TASK TO CARRY OUT ▸ Set all the material down again unchanged, without the pictures.

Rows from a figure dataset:
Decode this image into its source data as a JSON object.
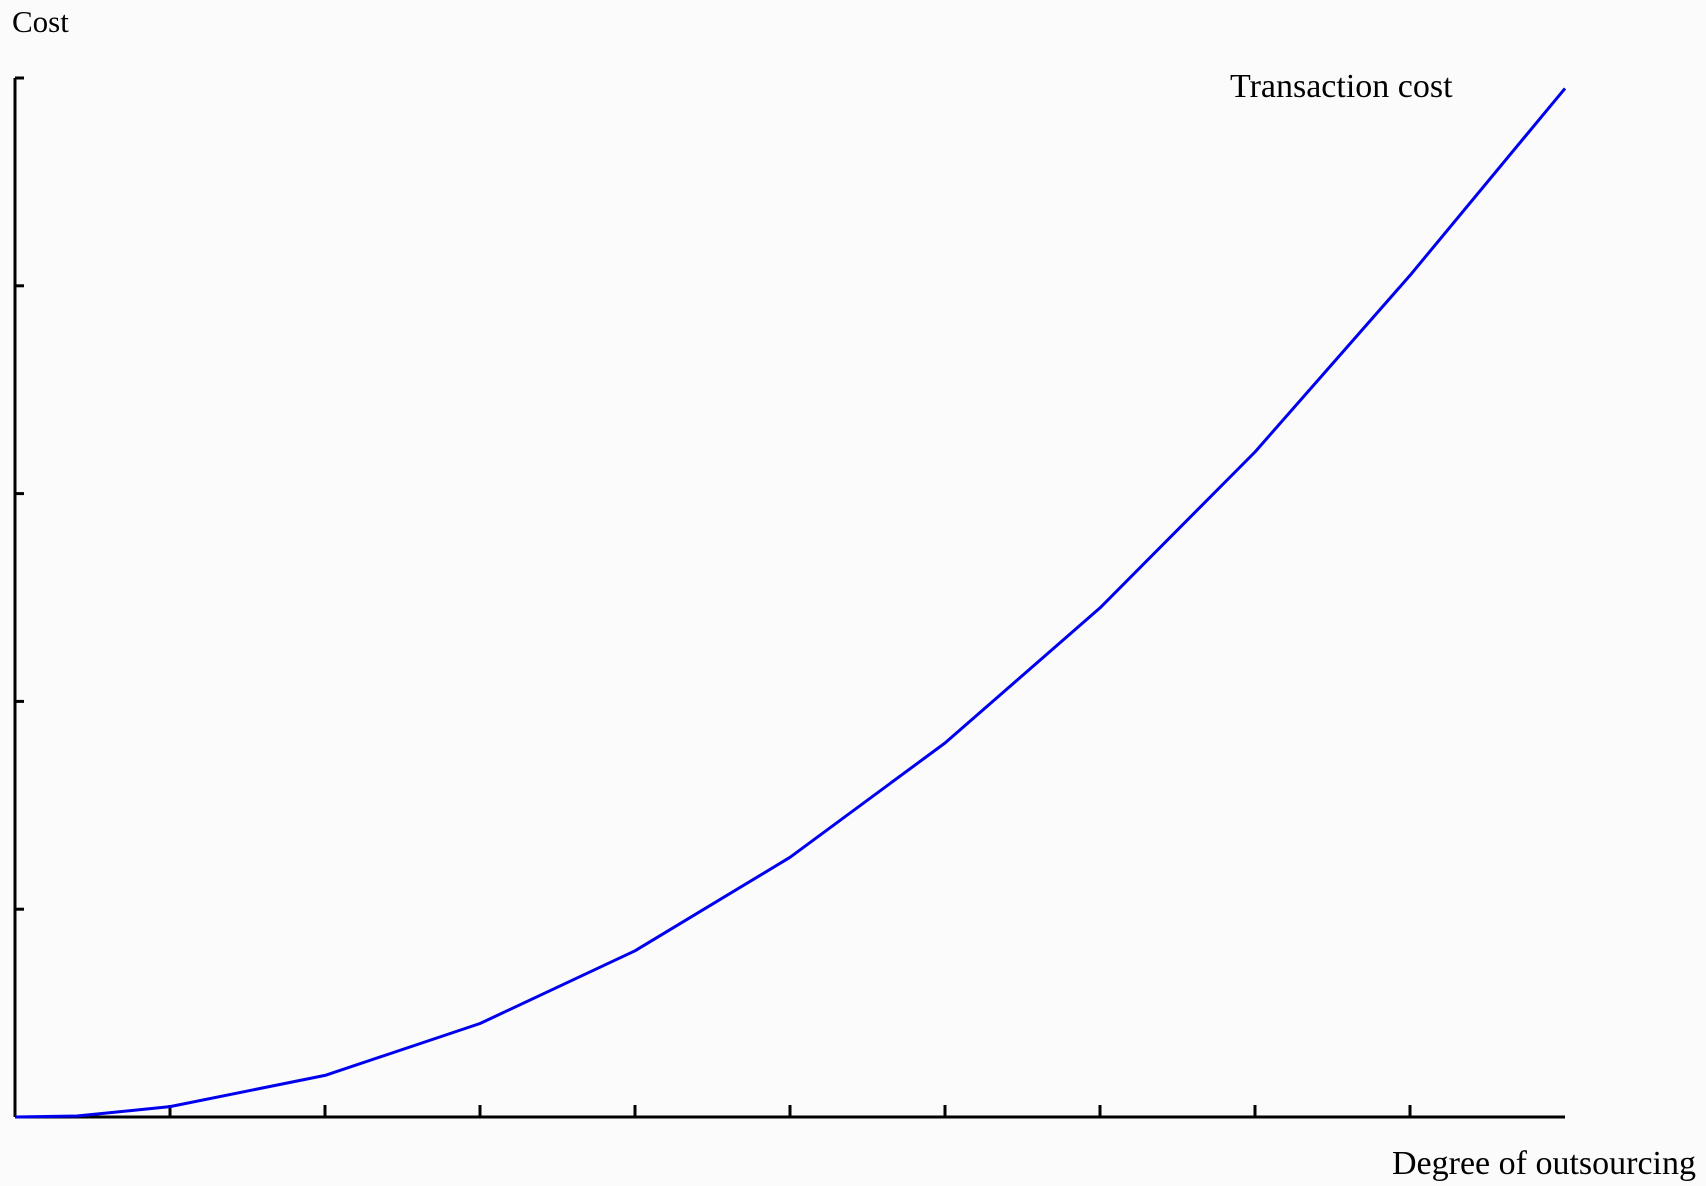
{
  "chart_data": {
    "type": "line",
    "title": "",
    "xlabel": "Degree of outsourcing",
    "ylabel": "Cost",
    "xlim": [
      0,
      1
    ],
    "ylim": [
      0,
      1
    ],
    "x_ticks": [
      0.1,
      0.2,
      0.3,
      0.4,
      0.5,
      0.6,
      0.7,
      0.8,
      0.9
    ],
    "y_ticks": [
      0.2,
      0.4,
      0.6,
      0.8,
      1.0
    ],
    "grid": false,
    "series": [
      {
        "name": "Transaction cost",
        "color": "#0000ee",
        "x": [
          0,
          0.04,
          0.1,
          0.2,
          0.3,
          0.4,
          0.5,
          0.6,
          0.7,
          0.8,
          0.9,
          1.0
        ],
        "y": [
          0,
          0.001,
          0.01,
          0.04,
          0.09,
          0.16,
          0.25,
          0.36,
          0.49,
          0.64,
          0.81,
          0.99
        ]
      }
    ]
  }
}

EXERCISE RESPONSE ▸
Decode this image into its source data as a JSON object.
{
  "chart_data": {
    "type": "line",
    "title": "",
    "xlabel": "Degree of outsourcing",
    "ylabel": "Cost",
    "xlim": [
      0,
      1
    ],
    "ylim": [
      0,
      1
    ],
    "x_ticks": [
      0.1,
      0.2,
      0.3,
      0.4,
      0.5,
      0.6,
      0.7,
      0.8,
      0.9
    ],
    "y_ticks": [
      0.2,
      0.4,
      0.6,
      0.8,
      1.0
    ],
    "grid": false,
    "series": [
      {
        "name": "Transaction cost",
        "color": "#0000ee",
        "x": [
          0,
          0.04,
          0.1,
          0.2,
          0.3,
          0.4,
          0.5,
          0.6,
          0.7,
          0.8,
          0.9,
          1.0
        ],
        "y": [
          0,
          0.001,
          0.01,
          0.04,
          0.09,
          0.16,
          0.25,
          0.36,
          0.49,
          0.64,
          0.81,
          0.99
        ]
      }
    ]
  }
}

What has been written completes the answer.